PASSAGE

=======

Clause 26 has the capacity to prevent any campaigning organisation mounting a major campaign against a Bill before Parliament in the regulatory period proposed —in other words, from September this year to May 2015 and, as others have said, for one year in every five thereafter. If Clause 26, together with the rest of the provisions in the Bill currently proposed by the Government, including today’s government amendments, had been in force in 2005, because of the 60% spending limit reduction and the inclusion of staff costs in the expenditure that has to be accounted for, it would simply not have been possible, for example, to mount rallies and marches on the scale organised by the Countryside Alliance—of which, I remind the House, I am president—all of which took place in what would have been the regulatory period for the 2005 election. I suspect that other major protests, such as the Stop the War march, would also have been troubled by the spending limits.

=======

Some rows
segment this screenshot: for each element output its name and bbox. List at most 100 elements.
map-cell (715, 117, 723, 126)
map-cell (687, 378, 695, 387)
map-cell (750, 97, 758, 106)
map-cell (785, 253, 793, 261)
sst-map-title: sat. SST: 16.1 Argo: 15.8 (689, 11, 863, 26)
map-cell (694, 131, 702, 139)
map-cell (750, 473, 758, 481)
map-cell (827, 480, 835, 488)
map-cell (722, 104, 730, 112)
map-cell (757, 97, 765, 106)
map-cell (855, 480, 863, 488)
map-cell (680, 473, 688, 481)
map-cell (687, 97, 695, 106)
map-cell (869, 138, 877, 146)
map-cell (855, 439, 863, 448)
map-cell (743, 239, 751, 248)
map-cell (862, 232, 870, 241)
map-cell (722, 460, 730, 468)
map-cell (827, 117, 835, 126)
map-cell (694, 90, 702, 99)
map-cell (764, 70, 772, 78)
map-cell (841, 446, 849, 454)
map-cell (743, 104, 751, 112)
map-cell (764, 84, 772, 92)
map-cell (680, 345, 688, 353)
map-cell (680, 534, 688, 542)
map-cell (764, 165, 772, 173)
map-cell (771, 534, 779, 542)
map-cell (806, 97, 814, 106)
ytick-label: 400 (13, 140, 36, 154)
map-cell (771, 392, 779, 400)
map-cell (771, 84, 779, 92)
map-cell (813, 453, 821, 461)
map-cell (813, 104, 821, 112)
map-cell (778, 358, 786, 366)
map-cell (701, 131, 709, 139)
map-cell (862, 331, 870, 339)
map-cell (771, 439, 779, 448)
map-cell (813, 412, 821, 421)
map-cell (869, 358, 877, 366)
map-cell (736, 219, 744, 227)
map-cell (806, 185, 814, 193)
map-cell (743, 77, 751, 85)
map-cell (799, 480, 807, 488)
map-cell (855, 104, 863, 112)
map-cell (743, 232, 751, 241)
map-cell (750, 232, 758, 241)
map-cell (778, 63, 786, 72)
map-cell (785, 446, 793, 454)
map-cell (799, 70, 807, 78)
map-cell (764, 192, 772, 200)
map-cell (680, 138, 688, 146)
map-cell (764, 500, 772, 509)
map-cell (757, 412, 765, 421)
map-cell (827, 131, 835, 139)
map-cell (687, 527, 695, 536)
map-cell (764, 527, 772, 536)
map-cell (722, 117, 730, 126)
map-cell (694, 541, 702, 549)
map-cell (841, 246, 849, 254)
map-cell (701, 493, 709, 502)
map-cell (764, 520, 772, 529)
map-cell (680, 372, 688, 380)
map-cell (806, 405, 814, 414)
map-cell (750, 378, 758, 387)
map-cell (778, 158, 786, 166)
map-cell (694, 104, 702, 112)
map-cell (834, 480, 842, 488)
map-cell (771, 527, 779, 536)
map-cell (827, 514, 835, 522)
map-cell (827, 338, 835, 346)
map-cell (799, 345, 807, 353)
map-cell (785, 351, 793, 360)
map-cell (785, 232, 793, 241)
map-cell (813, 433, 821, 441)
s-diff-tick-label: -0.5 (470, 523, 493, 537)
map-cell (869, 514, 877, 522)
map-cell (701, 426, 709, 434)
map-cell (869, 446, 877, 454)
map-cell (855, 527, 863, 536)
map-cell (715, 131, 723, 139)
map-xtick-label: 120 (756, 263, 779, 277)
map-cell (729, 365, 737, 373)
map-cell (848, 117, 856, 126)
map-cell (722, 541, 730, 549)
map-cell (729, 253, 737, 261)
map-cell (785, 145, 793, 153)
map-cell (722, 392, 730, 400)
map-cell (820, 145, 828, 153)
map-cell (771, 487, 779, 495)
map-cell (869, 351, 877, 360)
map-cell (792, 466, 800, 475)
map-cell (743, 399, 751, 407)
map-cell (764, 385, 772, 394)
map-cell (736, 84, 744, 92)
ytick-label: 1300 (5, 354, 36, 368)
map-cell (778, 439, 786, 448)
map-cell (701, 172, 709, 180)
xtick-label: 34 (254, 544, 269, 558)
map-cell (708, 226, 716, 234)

=======

TASK LIST
1. Can you write out the passage on Clause 26 word for word, in full?
2. Can you pull out the rows from the first one up to and including the line containing "map-cell (778, 358, 786, 366)", copying each one verbatim and nothing else?

ANSWERS BY TASK
1.
Clause 26 has the capacity to prevent any campaigning organisation mounting a major campaign against a Bill before Parliament in the regulatory period proposed —in other words, from September this year to May 2015 and, as others have said, for one year in every five thereafter. If Clause 26, together with the rest of the provisions in the Bill currently proposed by the Government, including today’s government amendments, had been in force in 2005, because of the 60% spending limit reduction and the inclusion of staff costs in the expenditure that has to be accounted for, it would simply not have been possible, for example, to mount rallies and marches on the scale organised by the Countryside Alliance—of which, I remind the House, I am president—all of which took place in what would have been the regulatory period for the 2005 election. I suspect that other major protests, such as the Stop the War march, would also have been troubled by the spending limits.

2.
segment this screenshot: for each element output its name and bbox. List at most 100 elements.
map-cell (715, 117, 723, 126)
map-cell (687, 378, 695, 387)
map-cell (750, 97, 758, 106)
map-cell (785, 253, 793, 261)
sst-map-title: sat. SST: 16.1 Argo: 15.8 (689, 11, 863, 26)
map-cell (694, 131, 702, 139)
map-cell (750, 473, 758, 481)
map-cell (827, 480, 835, 488)
map-cell (722, 104, 730, 112)
map-cell (757, 97, 765, 106)
map-cell (855, 480, 863, 488)
map-cell (680, 473, 688, 481)
map-cell (687, 97, 695, 106)
map-cell (869, 138, 877, 146)
map-cell (855, 439, 863, 448)
map-cell (743, 239, 751, 248)
map-cell (862, 232, 870, 241)
map-cell (722, 460, 730, 468)
map-cell (827, 117, 835, 126)
map-cell (694, 90, 702, 99)
map-cell (764, 70, 772, 78)
map-cell (841, 446, 849, 454)
map-cell (743, 104, 751, 112)
map-cell (764, 84, 772, 92)
map-cell (680, 345, 688, 353)
map-cell (680, 534, 688, 542)
map-cell (764, 165, 772, 173)
map-cell (771, 534, 779, 542)
map-cell (806, 97, 814, 106)
ytick-label: 400 (13, 140, 36, 154)
map-cell (771, 392, 779, 400)
map-cell (771, 84, 779, 92)
map-cell (813, 453, 821, 461)
map-cell (813, 104, 821, 112)
map-cell (778, 358, 786, 366)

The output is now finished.